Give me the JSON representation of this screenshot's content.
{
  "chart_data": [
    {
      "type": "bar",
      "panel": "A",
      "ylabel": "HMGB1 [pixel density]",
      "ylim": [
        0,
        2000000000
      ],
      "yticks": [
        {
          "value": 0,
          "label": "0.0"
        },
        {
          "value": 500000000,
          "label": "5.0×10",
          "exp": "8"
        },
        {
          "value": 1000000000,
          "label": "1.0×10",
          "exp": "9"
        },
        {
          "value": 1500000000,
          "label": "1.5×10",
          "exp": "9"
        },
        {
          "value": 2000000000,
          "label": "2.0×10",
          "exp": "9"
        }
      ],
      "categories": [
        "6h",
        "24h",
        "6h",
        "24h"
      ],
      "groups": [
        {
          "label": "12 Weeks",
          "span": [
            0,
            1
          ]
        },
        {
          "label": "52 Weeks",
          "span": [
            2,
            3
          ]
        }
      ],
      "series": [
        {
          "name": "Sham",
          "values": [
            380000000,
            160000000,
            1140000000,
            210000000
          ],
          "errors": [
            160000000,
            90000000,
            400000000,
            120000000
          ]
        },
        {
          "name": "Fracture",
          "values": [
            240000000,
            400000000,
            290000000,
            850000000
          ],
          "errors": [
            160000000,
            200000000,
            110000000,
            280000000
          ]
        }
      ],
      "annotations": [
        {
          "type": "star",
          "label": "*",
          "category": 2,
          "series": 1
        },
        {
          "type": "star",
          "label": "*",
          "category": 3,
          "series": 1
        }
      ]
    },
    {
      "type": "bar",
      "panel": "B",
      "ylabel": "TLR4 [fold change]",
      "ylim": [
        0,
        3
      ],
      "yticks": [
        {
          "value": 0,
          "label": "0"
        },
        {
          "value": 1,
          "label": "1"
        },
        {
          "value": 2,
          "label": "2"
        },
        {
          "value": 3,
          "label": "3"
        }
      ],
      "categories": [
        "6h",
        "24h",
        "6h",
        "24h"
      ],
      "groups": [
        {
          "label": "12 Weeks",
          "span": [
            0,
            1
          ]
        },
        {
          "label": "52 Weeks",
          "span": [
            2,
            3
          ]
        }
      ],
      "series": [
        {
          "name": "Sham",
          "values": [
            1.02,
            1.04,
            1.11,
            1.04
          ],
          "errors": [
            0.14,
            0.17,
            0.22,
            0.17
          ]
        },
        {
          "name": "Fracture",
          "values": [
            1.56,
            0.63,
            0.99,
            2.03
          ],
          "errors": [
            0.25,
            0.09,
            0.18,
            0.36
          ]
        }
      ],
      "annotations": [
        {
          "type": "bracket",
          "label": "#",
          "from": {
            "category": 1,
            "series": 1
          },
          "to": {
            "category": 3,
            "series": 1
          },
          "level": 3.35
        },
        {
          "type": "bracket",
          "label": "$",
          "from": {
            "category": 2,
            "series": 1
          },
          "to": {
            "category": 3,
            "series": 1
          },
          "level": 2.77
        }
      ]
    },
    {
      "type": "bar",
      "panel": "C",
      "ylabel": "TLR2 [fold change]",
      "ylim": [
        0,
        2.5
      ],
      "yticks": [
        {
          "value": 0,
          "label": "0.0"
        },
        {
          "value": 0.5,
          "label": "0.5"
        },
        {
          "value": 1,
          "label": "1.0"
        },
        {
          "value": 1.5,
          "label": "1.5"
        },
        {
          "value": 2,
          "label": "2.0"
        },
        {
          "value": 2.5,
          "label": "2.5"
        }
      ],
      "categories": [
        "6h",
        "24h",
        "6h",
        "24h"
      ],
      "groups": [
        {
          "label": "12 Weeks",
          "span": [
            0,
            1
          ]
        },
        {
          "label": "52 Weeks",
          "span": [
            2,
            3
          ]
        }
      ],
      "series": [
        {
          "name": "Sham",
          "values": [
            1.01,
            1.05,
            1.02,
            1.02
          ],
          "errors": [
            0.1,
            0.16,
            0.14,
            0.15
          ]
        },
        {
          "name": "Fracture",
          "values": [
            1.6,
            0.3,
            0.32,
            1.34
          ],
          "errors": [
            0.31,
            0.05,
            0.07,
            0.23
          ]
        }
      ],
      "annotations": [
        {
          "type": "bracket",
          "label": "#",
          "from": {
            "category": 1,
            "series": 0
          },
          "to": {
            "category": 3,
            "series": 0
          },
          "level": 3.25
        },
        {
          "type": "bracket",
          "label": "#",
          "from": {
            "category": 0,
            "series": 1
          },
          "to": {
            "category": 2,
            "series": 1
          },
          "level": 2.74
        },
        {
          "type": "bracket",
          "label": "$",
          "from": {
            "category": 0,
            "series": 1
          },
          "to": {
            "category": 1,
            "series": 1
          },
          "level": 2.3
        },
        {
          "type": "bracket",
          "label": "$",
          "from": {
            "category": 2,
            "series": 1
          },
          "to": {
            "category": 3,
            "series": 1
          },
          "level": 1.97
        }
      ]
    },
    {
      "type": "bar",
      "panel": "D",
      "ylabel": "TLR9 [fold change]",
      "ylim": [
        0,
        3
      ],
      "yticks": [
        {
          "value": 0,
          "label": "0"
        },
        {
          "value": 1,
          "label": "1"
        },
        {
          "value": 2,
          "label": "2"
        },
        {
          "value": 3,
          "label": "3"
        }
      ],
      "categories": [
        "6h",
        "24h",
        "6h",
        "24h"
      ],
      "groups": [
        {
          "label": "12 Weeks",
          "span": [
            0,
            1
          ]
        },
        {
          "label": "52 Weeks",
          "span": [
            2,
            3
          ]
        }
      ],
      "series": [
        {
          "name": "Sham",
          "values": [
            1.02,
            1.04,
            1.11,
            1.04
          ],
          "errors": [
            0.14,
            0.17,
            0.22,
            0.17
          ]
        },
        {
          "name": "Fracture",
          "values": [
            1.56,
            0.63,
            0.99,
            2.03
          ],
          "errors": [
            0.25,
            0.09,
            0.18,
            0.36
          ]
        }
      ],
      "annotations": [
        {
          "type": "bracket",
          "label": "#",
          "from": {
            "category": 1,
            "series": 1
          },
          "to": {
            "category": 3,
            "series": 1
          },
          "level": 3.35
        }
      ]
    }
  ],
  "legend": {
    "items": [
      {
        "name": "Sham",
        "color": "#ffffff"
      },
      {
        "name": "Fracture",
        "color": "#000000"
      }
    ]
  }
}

○ ○ ○ ○

Exercise details: Search the lines for "level". Copy each line that has it.

The completed task:
          "level": 3.35
          "level": 2.77
          "level": 3.25
          "level": 2.74
          "level": 2.3
          "level": 1.97
          "level": 3.35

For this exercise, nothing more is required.